GIVEN REQUEST: Write out the whole of the material exactly.

☆ ☆ ☆ ☆ ☆

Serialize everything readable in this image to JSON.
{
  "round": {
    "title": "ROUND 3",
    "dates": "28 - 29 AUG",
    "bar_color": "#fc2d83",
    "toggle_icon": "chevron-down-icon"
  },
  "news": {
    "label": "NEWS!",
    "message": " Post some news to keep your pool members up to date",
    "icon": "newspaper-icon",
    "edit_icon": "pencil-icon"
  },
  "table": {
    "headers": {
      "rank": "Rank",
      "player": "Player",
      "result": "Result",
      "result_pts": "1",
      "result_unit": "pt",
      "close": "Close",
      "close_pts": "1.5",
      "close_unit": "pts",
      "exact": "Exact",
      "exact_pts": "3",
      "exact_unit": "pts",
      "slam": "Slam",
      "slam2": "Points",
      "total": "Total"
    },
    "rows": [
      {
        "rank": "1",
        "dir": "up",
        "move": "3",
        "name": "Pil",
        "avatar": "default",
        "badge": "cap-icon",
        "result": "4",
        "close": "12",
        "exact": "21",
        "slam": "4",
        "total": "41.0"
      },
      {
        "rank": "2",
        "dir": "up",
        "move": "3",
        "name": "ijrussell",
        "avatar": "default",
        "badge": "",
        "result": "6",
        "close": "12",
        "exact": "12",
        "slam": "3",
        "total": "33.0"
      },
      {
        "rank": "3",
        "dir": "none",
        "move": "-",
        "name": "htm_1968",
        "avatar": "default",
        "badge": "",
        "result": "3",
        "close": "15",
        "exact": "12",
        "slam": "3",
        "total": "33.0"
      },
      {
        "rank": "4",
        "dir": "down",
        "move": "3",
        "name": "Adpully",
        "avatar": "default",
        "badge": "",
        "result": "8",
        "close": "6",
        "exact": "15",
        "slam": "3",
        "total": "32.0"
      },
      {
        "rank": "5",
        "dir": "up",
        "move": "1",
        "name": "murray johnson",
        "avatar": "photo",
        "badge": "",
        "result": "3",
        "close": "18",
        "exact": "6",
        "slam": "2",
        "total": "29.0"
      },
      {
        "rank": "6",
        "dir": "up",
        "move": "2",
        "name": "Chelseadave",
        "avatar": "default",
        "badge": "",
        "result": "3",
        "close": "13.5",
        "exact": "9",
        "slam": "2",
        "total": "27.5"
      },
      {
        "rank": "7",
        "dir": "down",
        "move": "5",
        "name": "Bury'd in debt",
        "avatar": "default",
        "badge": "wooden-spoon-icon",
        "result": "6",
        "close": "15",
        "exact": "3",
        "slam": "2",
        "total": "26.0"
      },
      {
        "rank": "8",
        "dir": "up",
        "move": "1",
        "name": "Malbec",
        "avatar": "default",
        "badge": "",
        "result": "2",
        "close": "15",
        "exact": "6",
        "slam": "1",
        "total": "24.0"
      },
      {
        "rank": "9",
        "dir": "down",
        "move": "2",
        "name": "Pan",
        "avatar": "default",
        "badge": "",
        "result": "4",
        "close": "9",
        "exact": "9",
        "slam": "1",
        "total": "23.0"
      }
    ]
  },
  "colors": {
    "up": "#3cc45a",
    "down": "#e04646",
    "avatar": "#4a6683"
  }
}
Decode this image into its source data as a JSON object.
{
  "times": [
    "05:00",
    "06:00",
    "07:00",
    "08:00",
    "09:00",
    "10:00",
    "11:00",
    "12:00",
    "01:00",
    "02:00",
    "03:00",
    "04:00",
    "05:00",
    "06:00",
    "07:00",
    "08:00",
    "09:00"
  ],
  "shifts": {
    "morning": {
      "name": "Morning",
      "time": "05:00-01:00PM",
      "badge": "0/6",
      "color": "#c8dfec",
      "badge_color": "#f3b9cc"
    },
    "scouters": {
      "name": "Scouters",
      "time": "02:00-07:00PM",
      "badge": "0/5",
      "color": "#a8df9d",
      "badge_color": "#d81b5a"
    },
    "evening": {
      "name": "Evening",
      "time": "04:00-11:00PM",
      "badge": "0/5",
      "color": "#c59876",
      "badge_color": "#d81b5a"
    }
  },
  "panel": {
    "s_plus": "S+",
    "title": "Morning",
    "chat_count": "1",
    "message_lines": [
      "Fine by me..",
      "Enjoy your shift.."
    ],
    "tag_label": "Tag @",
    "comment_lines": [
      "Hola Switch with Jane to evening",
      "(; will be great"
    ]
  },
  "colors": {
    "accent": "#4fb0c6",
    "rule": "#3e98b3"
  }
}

☆ ☆ ☆ ☆ ☆

CORRECT OUTPUT:
Serialize everything readable in this image to JSON.
{
  "round": {
    "title": "ROUND 3",
    "dates": "28 - 29 AUG",
    "bar_color": "#fc2d83",
    "toggle_icon": "chevron-down-icon"
  },
  "news": {
    "label": "NEWS!",
    "message": " Post some news to keep your pool members up to date",
    "icon": "newspaper-icon",
    "edit_icon": "pencil-icon"
  },
  "table": {
    "headers": {
      "rank": "Rank",
      "player": "Player",
      "result": "Result",
      "result_pts": "1",
      "result_unit": "pt",
      "close": "Close",
      "close_pts": "1.5",
      "close_unit": "pts",
      "exact": "Exact",
      "exact_pts": "3",
      "exact_unit": "pts",
      "slam": "Slam",
      "slam2": "Points",
      "total": "Total"
    },
    "rows": [
      {
        "rank": "1",
        "dir": "up",
        "move": "3",
        "name": "Pil",
        "avatar": "default",
        "badge": "cap-icon",
        "result": "4",
        "close": "12",
        "exact": "21",
        "slam": "4",
        "total": "41.0"
      },
      {
        "rank": "2",
        "dir": "up",
        "move": "3",
        "name": "ijrussell",
        "avatar": "default",
        "badge": "",
        "result": "6",
        "close": "12",
        "exact": "12",
        "slam": "3",
        "total": "33.0"
      },
      {
        "rank": "3",
        "dir": "none",
        "move": "-",
        "name": "htm_1968",
        "avatar": "default",
        "badge": "",
        "result": "3",
        "close": "15",
        "exact": "12",
        "slam": "3",
        "total": "33.0"
      },
      {
        "rank": "4",
        "dir": "down",
        "move": "3",
        "name": "Adpully",
        "avatar": "default",
        "badge": "",
        "result": "8",
        "close": "6",
        "exact": "15",
        "slam": "3",
        "total": "32.0"
      },
      {
        "rank": "5",
        "dir": "up",
        "move": "1",
        "name": "murray johnson",
        "avatar": "photo",
        "badge": "",
        "result": "3",
        "close": "18",
        "exact": "6",
        "slam": "2",
        "total": "29.0"
      },
      {
        "rank": "6",
        "dir": "up",
        "move": "2",
        "name": "Chelseadave",
        "avatar": "default",
        "badge": "",
        "result": "3",
        "close": "13.5",
        "exact": "9",
        "slam": "2",
        "total": "27.5"
      },
      {
        "rank": "7",
        "dir": "down",
        "move": "5",
        "name": "Bury'd in debt",
        "avatar": "default",
        "badge": "wooden-spoon-icon",
        "result": "6",
        "close": "15",
        "exact": "3",
        "slam": "2",
        "total": "26.0"
      },
      {
        "rank": "8",
        "dir": "up",
        "move": "1",
        "name": "Malbec",
        "avatar": "default",
        "badge": "",
        "result": "2",
        "close": "15",
        "exact": "6",
        "slam": "1",
        "total": "24.0"
      },
      {
        "rank": "9",
        "dir": "down",
        "move": "2",
        "name": "Pan",
        "avatar": "default",
        "badge": "",
        "result": "4",
        "close": "9",
        "exact": "9",
        "slam": "1",
        "total": "23.0"
      }
    ]
  },
  "colors": {
    "up": "#3cc45a",
    "down": "#e04646",
    "avatar": "#4a6683"
  }
}
Decode this image into its source data as a JSON object.
{
  "times": [
    "05:00",
    "06:00",
    "07:00",
    "08:00",
    "09:00",
    "10:00",
    "11:00",
    "12:00",
    "01:00",
    "02:00",
    "03:00",
    "04:00",
    "05:00",
    "06:00",
    "07:00",
    "08:00",
    "09:00"
  ],
  "shifts": {
    "morning": {
      "name": "Morning",
      "time": "05:00-01:00PM",
      "badge": "0/6",
      "color": "#c8dfec",
      "badge_color": "#f3b9cc"
    },
    "scouters": {
      "name": "Scouters",
      "time": "02:00-07:00PM",
      "badge": "0/5",
      "color": "#a8df9d",
      "badge_color": "#d81b5a"
    },
    "evening": {
      "name": "Evening",
      "time": "04:00-11:00PM",
      "badge": "0/5",
      "color": "#c59876",
      "badge_color": "#d81b5a"
    }
  },
  "panel": {
    "s_plus": "S+",
    "title": "Morning",
    "chat_count": "1",
    "message_lines": [
      "Fine by me..",
      "Enjoy your shift.."
    ],
    "tag_label": "Tag @",
    "comment_lines": [
      "Hola Switch with Jane to evening",
      "(; will be great"
    ]
  },
  "colors": {
    "accent": "#4fb0c6",
    "rule": "#3e98b3"
  }
}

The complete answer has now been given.